WHAT IS BEING ASKED: Gather all lines with "JSON" from the records.

Entries with figure data:
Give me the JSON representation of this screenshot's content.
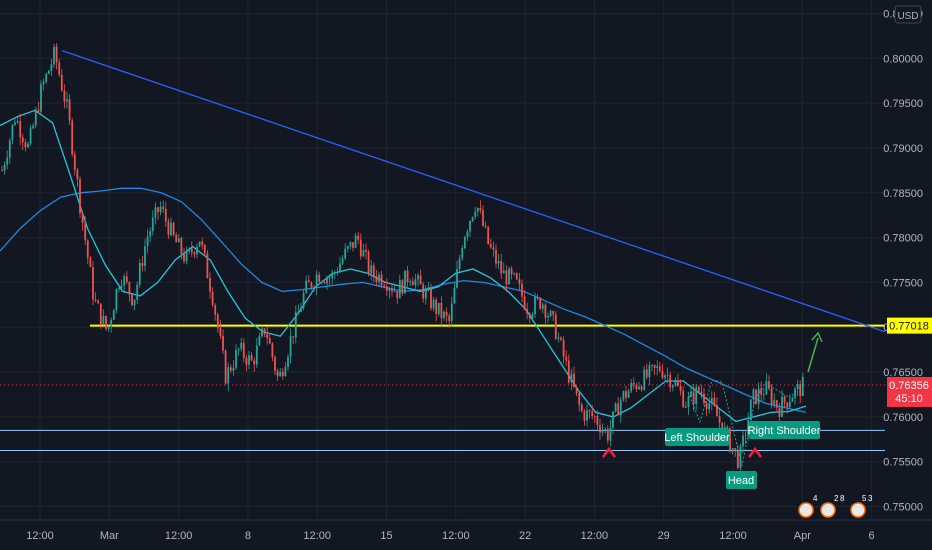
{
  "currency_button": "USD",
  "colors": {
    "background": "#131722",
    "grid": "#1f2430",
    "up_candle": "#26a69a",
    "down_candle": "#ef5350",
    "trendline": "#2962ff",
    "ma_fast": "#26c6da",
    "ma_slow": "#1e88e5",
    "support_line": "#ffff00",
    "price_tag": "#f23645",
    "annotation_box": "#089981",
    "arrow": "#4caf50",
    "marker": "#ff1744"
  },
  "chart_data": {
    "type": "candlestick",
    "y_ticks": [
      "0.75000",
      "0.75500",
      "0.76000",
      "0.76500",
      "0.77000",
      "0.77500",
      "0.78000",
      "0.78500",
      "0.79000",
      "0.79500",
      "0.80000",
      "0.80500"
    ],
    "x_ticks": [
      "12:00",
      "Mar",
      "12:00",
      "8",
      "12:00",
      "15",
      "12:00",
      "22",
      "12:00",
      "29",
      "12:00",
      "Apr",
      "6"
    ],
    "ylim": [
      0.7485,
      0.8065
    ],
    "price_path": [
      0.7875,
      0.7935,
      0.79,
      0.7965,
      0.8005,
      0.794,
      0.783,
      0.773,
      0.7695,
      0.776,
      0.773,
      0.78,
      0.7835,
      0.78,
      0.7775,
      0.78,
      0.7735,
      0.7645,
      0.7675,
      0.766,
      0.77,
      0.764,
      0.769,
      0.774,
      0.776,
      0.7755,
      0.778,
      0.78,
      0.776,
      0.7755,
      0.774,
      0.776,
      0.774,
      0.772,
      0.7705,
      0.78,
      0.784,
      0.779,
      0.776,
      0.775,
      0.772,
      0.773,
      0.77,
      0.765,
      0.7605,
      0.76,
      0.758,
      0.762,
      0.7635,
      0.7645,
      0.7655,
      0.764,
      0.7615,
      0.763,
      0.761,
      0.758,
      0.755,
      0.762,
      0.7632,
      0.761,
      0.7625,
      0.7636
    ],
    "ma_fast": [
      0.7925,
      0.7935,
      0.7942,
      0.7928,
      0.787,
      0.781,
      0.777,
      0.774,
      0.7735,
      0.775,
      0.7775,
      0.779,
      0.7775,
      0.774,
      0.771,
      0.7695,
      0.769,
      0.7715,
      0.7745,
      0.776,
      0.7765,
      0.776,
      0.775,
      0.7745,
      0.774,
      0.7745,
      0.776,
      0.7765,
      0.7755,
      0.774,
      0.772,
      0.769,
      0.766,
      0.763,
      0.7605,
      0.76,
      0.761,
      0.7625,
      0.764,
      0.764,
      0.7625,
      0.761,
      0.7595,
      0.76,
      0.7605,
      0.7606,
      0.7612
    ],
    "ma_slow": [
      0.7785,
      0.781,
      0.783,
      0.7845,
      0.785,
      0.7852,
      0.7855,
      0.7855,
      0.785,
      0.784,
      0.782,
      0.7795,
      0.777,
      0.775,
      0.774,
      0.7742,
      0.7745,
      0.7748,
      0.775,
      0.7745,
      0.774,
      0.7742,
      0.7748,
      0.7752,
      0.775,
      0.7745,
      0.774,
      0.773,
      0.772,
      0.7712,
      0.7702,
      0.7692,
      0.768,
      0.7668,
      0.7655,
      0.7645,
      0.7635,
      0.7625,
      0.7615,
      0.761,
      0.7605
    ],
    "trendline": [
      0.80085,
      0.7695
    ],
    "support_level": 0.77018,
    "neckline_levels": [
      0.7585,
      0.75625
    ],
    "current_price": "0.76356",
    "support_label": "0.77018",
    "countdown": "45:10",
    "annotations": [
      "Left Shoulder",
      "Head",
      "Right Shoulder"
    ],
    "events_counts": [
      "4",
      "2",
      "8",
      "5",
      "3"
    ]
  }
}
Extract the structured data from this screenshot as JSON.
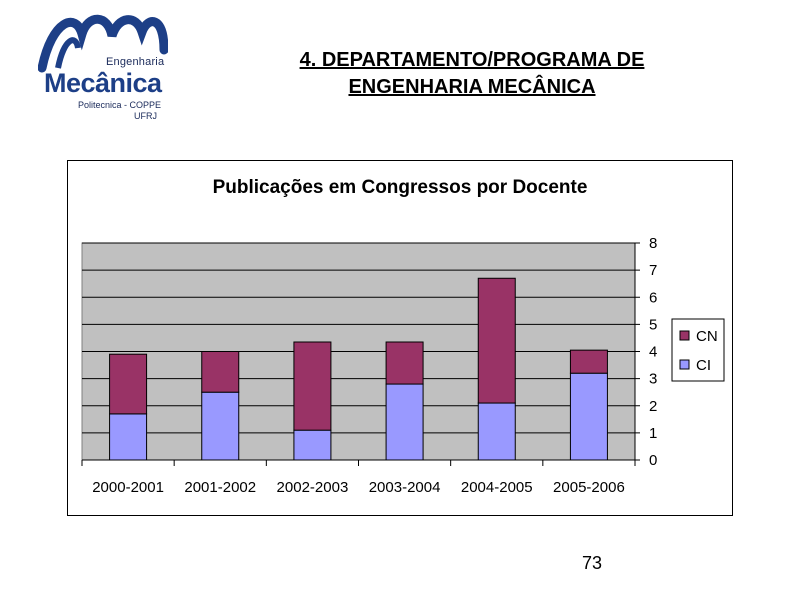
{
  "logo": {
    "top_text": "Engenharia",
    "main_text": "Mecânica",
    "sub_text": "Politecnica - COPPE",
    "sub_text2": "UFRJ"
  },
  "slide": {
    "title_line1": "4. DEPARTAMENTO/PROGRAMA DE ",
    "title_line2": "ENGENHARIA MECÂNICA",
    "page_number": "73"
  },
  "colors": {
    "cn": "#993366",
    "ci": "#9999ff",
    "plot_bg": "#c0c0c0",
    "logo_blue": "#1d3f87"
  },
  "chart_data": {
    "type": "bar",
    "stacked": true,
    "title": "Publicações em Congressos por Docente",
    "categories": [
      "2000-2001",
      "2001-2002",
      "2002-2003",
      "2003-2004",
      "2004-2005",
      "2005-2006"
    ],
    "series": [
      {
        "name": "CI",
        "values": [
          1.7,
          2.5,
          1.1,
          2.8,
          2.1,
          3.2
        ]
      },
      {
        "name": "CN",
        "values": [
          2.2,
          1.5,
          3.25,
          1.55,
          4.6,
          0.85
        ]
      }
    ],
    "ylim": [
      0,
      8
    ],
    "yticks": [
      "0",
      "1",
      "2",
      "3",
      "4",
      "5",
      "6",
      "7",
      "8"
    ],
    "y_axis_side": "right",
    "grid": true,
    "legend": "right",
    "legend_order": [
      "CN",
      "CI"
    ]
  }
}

RESULT FOR THIS TASK:
Give me the JSON representation of this screenshot's content.
Extract the structured data from this screenshot as JSON.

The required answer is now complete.